Set exercise 1
Using the simulcast article, explain why a well-tuned simulcast implementation is a big part of delivering high-quality video. Answer in one to three sentences.
Set exercise 2
Please resume the simulcast article, picking up right after its last sentence.

Daily powers real-time audio and video for millions of people all over the world. Our customers are developers who use our APIs and client SDKs to build audio and video features into applications and websites.
This week at Daily, we are writing about the infrastructure that underpins everything we do. This infrastructure is mostly invisible when it is working as intended. But it's critically important and we're very proud of our infrastructure work.
Our kickoff post this week goes into more detail about what topics we’re diving into and how we think about our infrastructure’s “job to be done.” Feel free to click over and read that intro before (or after) reading this post. You also can listen to our teammate Chad, a Solutions Engineer extraordinaire here at Daily, who's sharing videos on topics throughout the week.
Today, we'll talk about video simulcast. Simulcast is a technique for delivering the best possible video quality during a multi-participant call.
The most important thing we do at Daily is ensure a reliable video call experience for our customers' customers. We view it as critically important that video calls work well all the time, for users on every device, anywhere in the world, for all possible use cases.
A mature, well-tuned, flexible simulcast implementation is a big part of delivering a high-quality video experience. Simulcast is the single most powerful tool that WebRTC developers have for adapting to bandwidth and CPU constraints.
We've had simulcast support in the Daily platform since 2017 and have devoted thousands of engineering hours to improving our simulcast implementation and tracking the observed, real-world video quality and reliability increases that result. In our opinion, a well-designed video platform should provide heavily tested, robust, adaptive simulcast configurations that work well for a wide variety of use cases, and also allow complete configuration of simulcast for applications that have specific needs. Much more on these topics, below!
Given Daily's long-standing experience with simulcast, we thought it would be fun to take a step back and write an overview of why simulcast matters and how we think about simulcast from the perspective of video engineering and API architecture.
We try to cover a lot of ground, here. This post discusses:
- How group video calls work
- Video routing, SFUs, and implementing simulcast at the infrastructure level
- Upstream and downstream bandwidth requirements
- Application-level use of simulcast
- Future video codec capabilities
Our Solutions Engineer colleague Chad has posted a video walkthrough of these topics here. If you have questions, or are interested in discussing any of this in more detail, please feel free to start a thread on the peerConnection WebRTC community forum.

Information provided
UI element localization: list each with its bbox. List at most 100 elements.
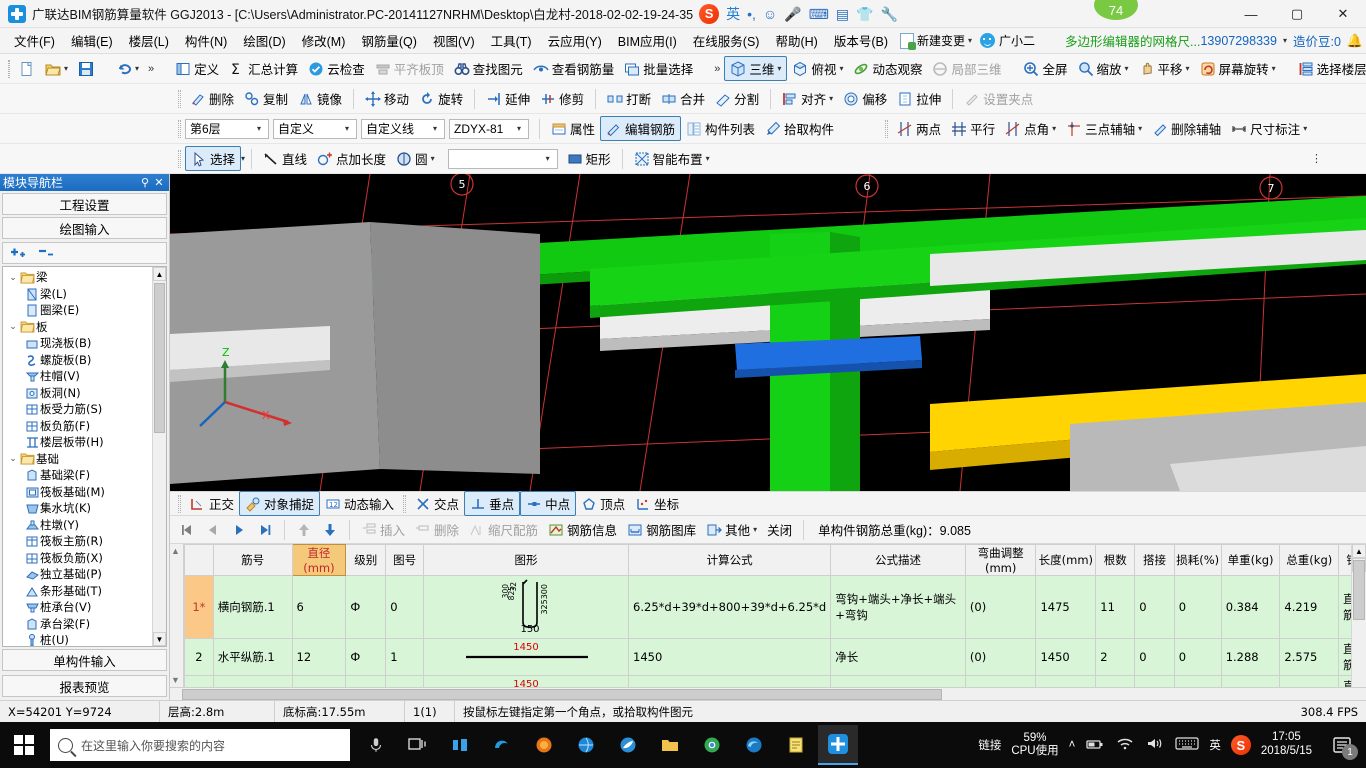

...

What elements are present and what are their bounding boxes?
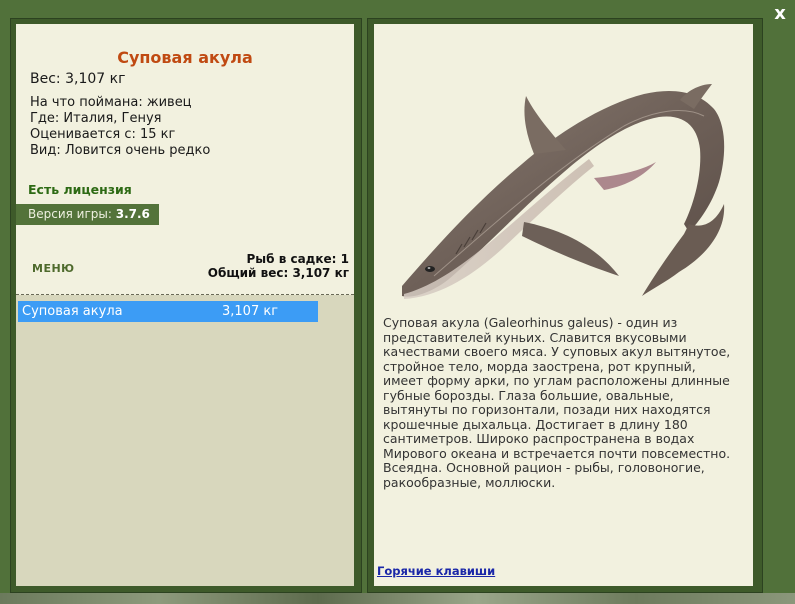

Reply 1
Simulcast is the single most powerful tool that WebRTC developers have for adapting to bandwidth and CPU constraints. A mature, flexible implementation therefore helps video calls work well all the time, for users on every device, anywhere in the world.

Reply 2
Group video calls, or the problem of that one user with a bad connection
To understand why simulcast is helpful, we need an example of the real-world challenge that simulcast addresses.
Imagine a video call with three participants. Two have fast, stable Internet connections. The third participant has limited bandwidth and can only send and receive relatively low-quality video.
This is a very common situation. A participant's Internet connection may be slow for the entire length of a session, or may just be slow for part of a session. If you don't do anything to compensate for a slow connection, the user on that slow connection will see frozen video or black video frames.
There are three general approaches to accommodating participants with slow network connections:
- Use a low-bitrate video setting for everyone, all the time. This is simple to implement. But the obvious drawback is that video quality is limited for everyone, all the time.
- Dynamically adjust everyone's video bitrate to accommodate the slowest client. This is better, but still penalizes the user experience of all participants.
- Send multiple video streams, at different quality levels, and allow slower participants to receive a lower-bitrate stream when necessary. This is simulcast.
Video routing and SFUs
Daily's real-time audio and video capabilities are built on top of a standard called WebRTC. For more about WebRTC, and Daily's infrastructure in general, see our Global Mesh Network post from yesterday.
As a quick refresher, there are two ways to route video in a WebRTC session: directly between participants or by relaying through a media server. Daily supports both types of routing (and you can even switch between them during a live session). However, because peer-to-peer routing can't scale beyond a few participants in a call, the vast majority of our video minutes are routed through our media servers.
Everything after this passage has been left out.